====== Supplied data ======

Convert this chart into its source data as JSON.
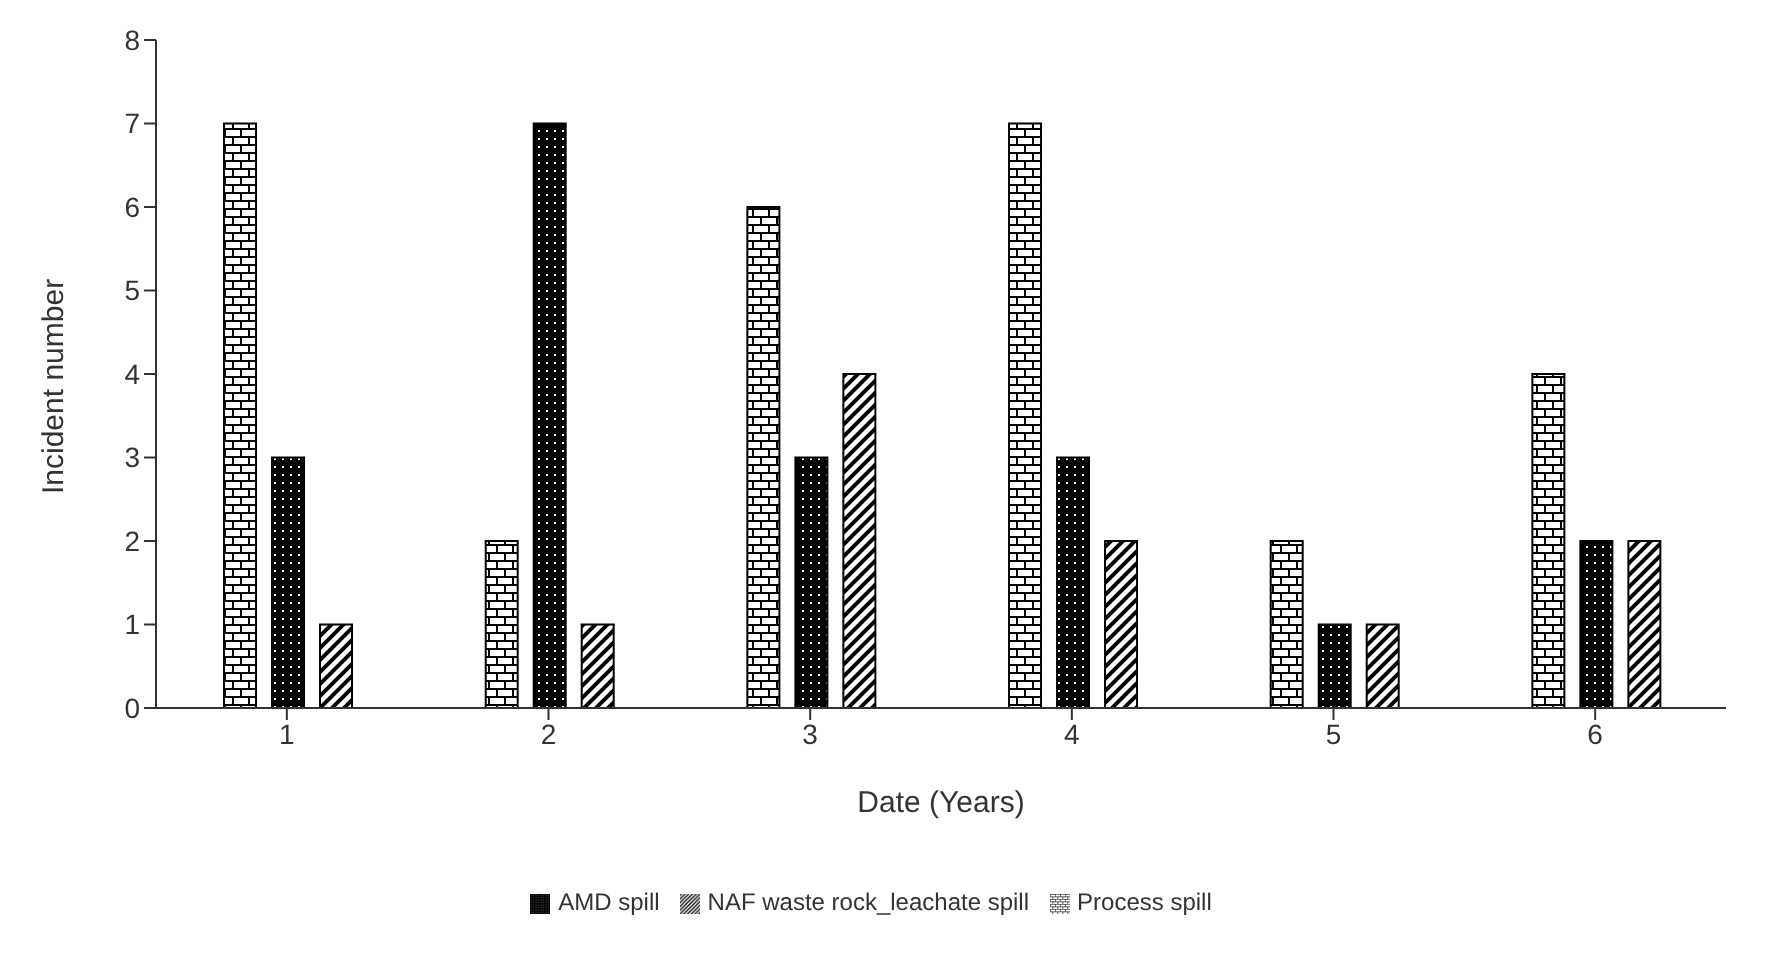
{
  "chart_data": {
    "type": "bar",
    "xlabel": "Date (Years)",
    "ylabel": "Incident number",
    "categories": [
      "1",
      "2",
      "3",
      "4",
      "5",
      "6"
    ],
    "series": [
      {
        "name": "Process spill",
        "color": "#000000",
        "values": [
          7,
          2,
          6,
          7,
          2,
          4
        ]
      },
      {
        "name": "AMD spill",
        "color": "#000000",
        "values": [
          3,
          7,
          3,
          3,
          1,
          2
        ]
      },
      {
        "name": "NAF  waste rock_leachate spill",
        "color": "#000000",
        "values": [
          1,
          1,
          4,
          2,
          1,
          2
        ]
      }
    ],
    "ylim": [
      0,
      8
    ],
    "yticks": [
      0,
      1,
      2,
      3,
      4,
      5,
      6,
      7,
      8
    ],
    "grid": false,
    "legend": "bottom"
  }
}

======

Your task is to repeat the data above exactly while excluding the pictures.

== Completed task ==
Convert this chart into its source data as JSON.
{
  "chart_data": {
    "type": "bar",
    "xlabel": "Date (Years)",
    "ylabel": "Incident number",
    "categories": [
      "1",
      "2",
      "3",
      "4",
      "5",
      "6"
    ],
    "series": [
      {
        "name": "Process spill",
        "color": "#000000",
        "values": [
          7,
          2,
          6,
          7,
          2,
          4
        ]
      },
      {
        "name": "AMD spill",
        "color": "#000000",
        "values": [
          3,
          7,
          3,
          3,
          1,
          2
        ]
      },
      {
        "name": "NAF  waste rock_leachate spill",
        "color": "#000000",
        "values": [
          1,
          1,
          4,
          2,
          1,
          2
        ]
      }
    ],
    "ylim": [
      0,
      8
    ],
    "yticks": [
      0,
      1,
      2,
      3,
      4,
      5,
      6,
      7,
      8
    ],
    "grid": false,
    "legend": "bottom"
  }
}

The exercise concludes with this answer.